== What needs to be done ==
Copy every line of the data that contains the string "défense".

(Extracted data entries)
= = = = =
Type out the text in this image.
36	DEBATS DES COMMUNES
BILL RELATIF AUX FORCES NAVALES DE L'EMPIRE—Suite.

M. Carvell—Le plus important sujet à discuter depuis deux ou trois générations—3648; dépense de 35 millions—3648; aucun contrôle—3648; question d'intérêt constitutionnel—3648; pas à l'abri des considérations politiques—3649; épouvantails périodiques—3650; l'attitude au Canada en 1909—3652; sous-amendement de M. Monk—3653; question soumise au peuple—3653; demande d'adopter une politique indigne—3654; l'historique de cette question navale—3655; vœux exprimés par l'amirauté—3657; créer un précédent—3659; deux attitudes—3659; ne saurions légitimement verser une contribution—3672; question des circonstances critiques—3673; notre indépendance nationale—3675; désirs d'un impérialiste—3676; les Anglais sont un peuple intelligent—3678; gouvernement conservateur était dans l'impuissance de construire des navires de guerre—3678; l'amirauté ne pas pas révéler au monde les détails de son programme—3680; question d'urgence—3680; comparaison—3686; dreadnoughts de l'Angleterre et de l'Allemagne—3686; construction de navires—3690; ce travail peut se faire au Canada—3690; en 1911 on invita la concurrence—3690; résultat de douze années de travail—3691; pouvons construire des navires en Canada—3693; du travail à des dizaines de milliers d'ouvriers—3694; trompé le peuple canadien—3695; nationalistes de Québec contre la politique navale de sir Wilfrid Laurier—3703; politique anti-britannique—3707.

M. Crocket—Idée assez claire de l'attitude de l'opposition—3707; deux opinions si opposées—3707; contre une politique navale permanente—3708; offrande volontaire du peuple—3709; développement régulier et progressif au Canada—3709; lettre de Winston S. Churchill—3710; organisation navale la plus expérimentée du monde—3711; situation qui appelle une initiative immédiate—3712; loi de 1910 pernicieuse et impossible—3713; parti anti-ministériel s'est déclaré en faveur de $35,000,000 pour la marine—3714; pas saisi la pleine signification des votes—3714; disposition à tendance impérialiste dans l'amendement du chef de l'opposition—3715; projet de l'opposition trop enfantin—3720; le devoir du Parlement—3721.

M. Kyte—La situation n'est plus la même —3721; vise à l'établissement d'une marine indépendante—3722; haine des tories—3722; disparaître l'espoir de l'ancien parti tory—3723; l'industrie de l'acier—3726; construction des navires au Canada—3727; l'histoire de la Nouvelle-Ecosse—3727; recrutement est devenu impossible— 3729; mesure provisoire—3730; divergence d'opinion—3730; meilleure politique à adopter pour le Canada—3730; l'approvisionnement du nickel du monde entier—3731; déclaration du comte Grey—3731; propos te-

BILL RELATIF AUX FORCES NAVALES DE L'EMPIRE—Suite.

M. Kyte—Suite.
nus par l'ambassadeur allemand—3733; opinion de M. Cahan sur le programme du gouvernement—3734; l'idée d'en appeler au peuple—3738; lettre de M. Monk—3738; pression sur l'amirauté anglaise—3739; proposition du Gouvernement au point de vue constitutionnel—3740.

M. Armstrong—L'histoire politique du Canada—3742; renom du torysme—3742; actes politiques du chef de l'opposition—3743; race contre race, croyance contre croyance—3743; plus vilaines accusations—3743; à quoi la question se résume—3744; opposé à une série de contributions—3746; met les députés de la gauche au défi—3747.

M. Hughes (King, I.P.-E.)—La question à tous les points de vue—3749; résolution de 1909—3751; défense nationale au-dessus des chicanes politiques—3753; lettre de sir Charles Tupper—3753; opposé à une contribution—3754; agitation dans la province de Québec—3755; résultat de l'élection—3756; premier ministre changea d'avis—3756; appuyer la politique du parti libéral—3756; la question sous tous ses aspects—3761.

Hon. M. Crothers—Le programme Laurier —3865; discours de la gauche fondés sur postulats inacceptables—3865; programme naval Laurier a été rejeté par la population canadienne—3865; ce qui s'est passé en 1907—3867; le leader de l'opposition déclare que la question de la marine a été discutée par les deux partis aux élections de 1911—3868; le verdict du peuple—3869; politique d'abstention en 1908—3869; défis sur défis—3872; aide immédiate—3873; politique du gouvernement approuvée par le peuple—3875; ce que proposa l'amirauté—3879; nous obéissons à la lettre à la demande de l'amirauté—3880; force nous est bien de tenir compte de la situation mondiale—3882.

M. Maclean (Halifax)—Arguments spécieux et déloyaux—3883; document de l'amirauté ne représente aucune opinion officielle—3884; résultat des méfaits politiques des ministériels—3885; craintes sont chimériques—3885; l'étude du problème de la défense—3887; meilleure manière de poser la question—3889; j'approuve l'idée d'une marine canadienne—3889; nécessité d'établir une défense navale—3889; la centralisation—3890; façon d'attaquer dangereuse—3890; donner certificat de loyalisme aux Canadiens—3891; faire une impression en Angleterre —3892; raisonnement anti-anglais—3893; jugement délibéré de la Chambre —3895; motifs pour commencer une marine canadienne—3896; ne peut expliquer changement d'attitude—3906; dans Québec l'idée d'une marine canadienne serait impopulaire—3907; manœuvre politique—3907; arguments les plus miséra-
= = = = =
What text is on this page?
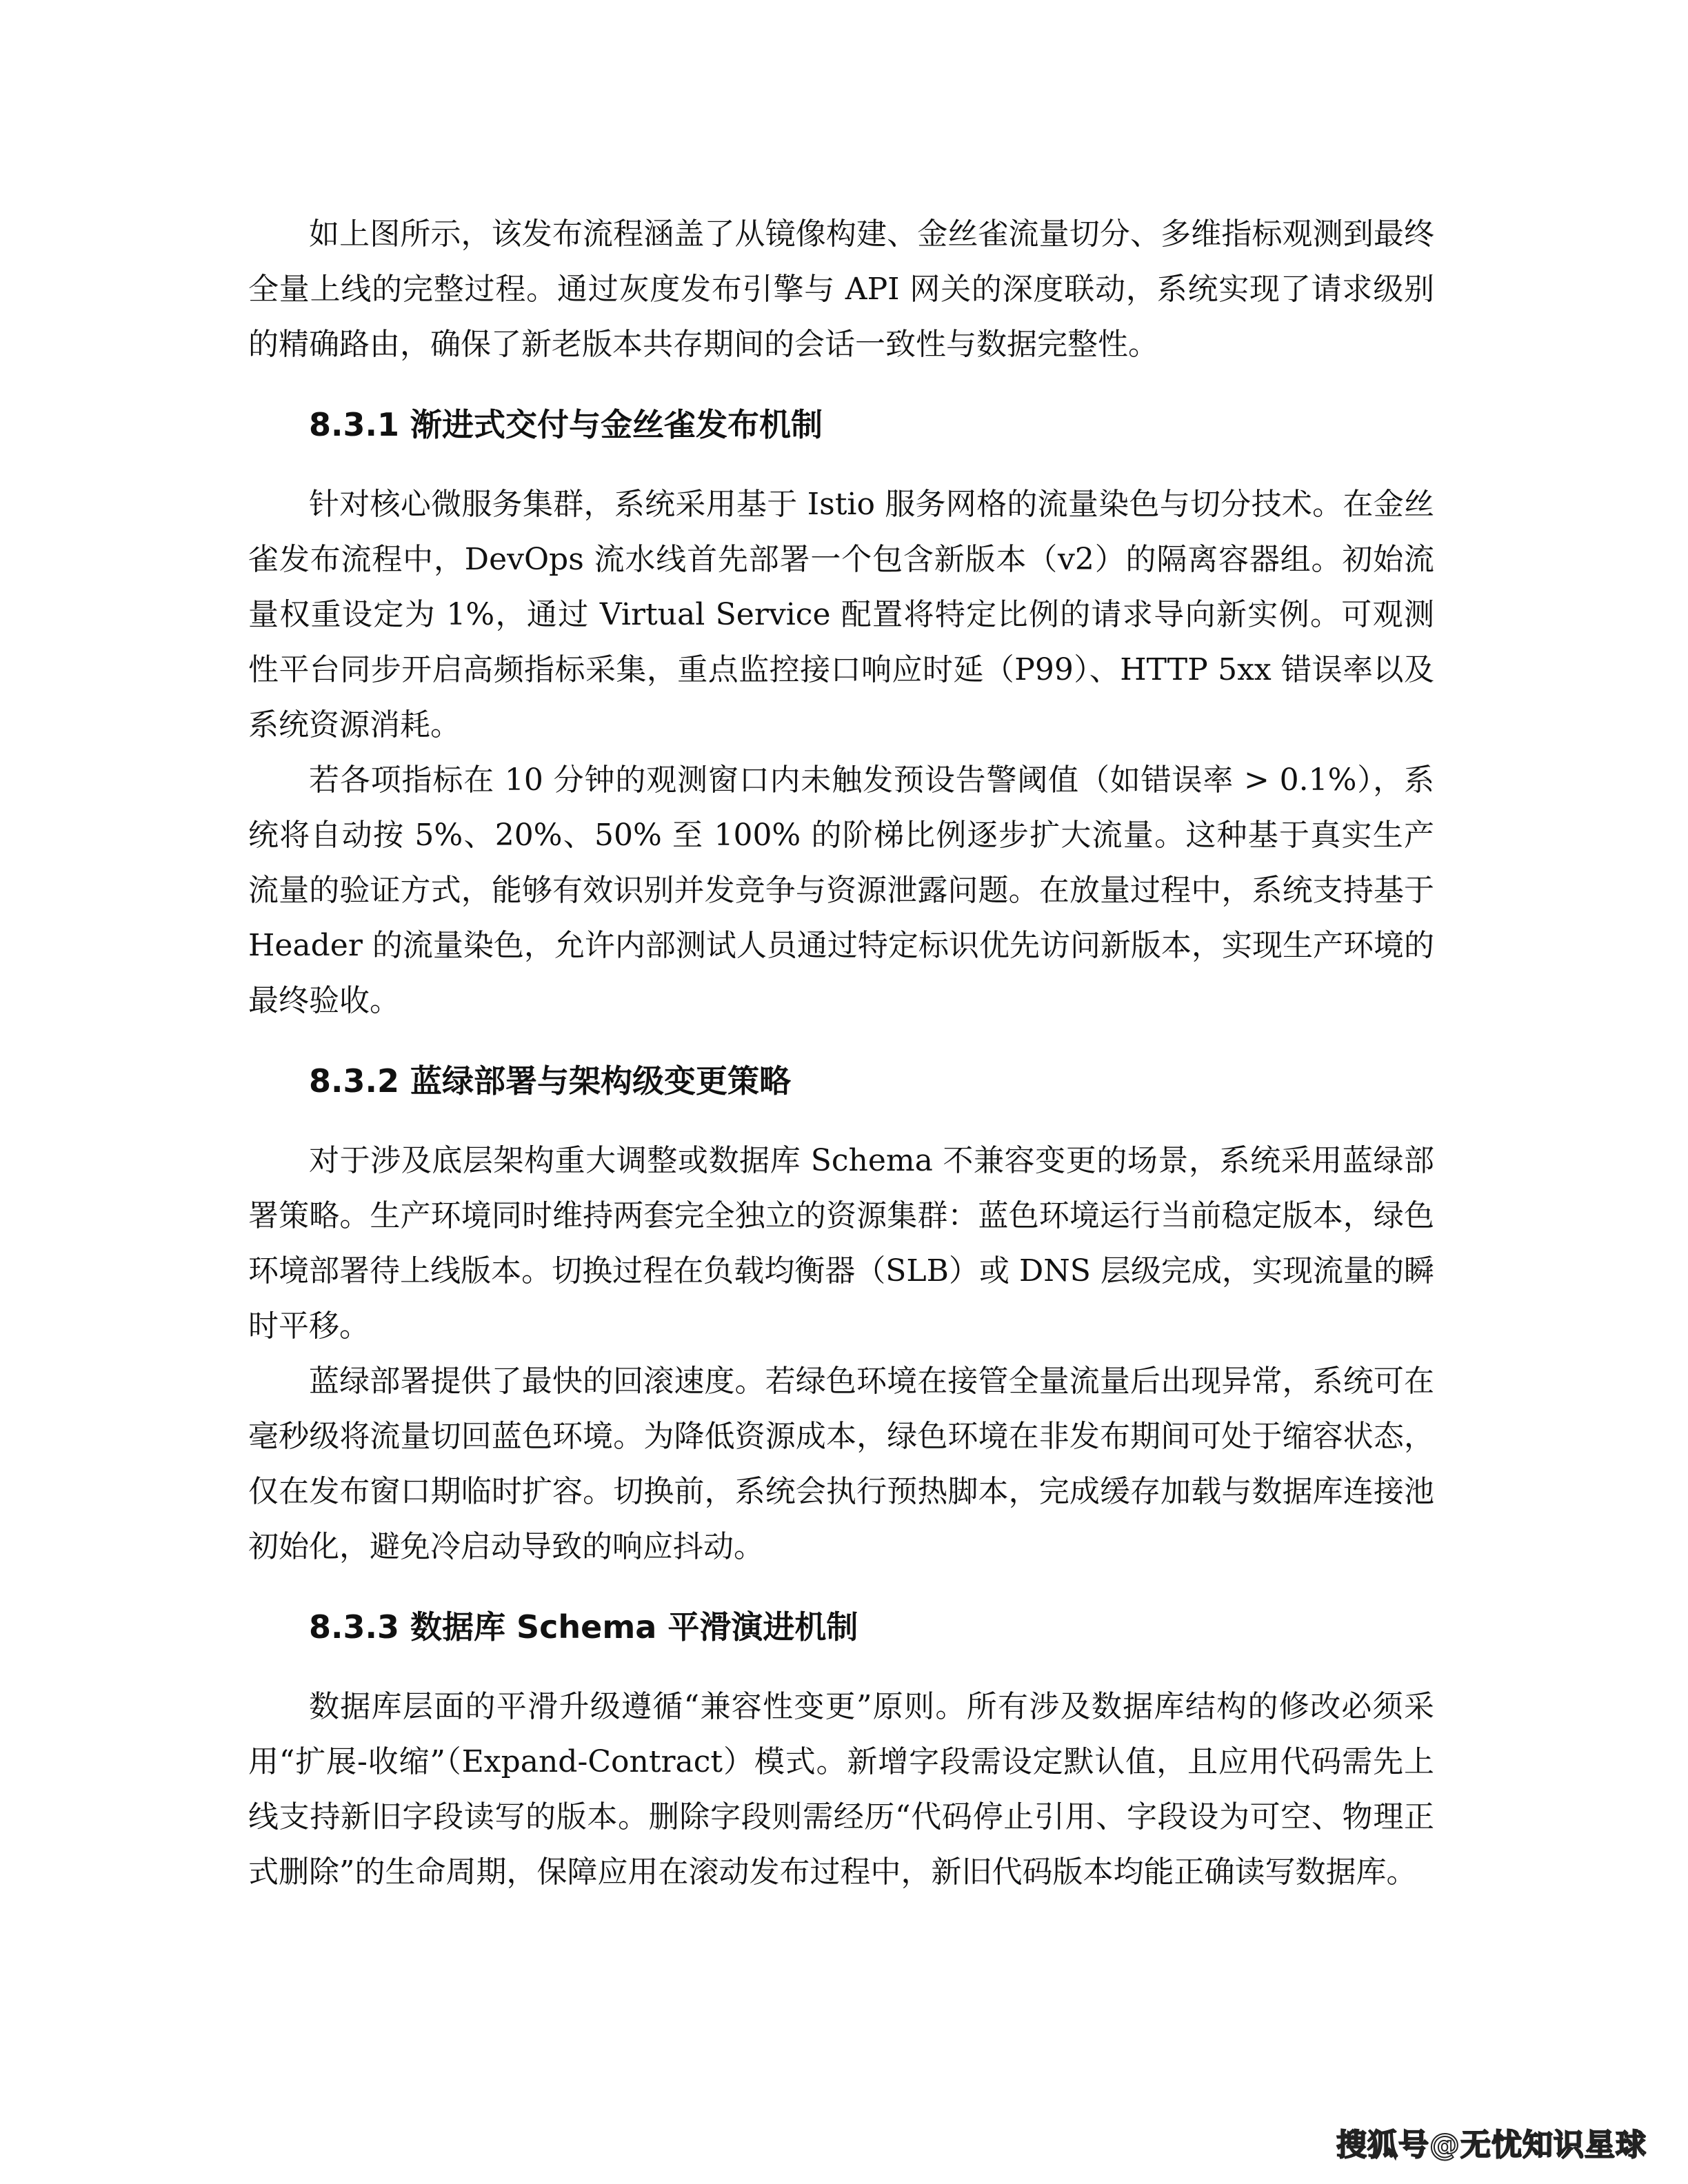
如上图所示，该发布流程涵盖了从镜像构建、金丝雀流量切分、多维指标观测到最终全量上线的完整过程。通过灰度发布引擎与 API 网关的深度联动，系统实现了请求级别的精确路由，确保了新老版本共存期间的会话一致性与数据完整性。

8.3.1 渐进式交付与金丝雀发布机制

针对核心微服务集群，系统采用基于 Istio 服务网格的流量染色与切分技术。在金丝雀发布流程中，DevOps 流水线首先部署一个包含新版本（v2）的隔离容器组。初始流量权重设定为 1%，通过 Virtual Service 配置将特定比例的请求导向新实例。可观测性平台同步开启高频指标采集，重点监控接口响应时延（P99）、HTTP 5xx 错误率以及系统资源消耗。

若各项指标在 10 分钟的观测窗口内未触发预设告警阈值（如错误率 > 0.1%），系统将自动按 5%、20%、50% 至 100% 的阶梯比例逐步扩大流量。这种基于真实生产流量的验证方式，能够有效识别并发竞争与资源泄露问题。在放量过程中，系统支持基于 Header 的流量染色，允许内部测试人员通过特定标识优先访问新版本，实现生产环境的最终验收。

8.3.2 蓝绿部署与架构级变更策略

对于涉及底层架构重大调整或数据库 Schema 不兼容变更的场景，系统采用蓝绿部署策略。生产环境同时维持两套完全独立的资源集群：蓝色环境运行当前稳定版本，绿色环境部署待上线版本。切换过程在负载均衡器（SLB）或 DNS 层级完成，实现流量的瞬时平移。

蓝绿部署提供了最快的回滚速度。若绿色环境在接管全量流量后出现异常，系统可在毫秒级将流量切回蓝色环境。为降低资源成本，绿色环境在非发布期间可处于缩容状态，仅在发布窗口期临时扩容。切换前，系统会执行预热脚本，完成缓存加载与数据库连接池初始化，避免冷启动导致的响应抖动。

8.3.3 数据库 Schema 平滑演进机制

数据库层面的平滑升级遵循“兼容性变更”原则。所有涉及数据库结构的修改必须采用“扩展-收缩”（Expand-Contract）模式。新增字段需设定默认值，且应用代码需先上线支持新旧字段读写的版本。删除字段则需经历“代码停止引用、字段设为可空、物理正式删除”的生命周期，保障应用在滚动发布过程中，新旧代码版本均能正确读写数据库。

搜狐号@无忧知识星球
= = = = =
== Answer for this exercise ==
M. Hughes (King, I.P.-E.)—La question à tous les points de vue—3749; résolution de 1909—3751; défense nationale au-dessus des chicanes politiques—3753; lettre de sir Charles Tupper—3753; opposé à une contribution—3754; agitation dans la province de Québec—3755; résultat de l'élection—3756; premier ministre changea d'avis—3756; appuyer la politique du parti libéral—3756; la question sous tous ses aspects—3761.
M. Maclean (Halifax)—Arguments spécieux et déloyaux—3883; document de l'amirauté ne représente aucune opinion officielle—3884; résultat des méfaits politiques des ministériels—3885; craintes sont chimériques—3885; l'étude du problème de la défense—3887; meilleure manière de poser la question—3889; j'approuve l'idée d'une marine canadienne—3889; nécessité d'établir une défense navale—3889; la centralisation—3890; façon d'attaquer dangereuse—3890; donner certificat de loyalisme aux Canadiens—3891; faire une impression en Angleterre —3892; raisonnement anti-anglais—3893; jugement délibéré de la Chambre —3895; motifs pour commencer une marine canadienne—3896; ne peut expliquer changement d'attitude—3906; dans Québec l'idée d'une marine canadienne serait impopulaire—3907; manœuvre politique—3907; arguments les plus miséra-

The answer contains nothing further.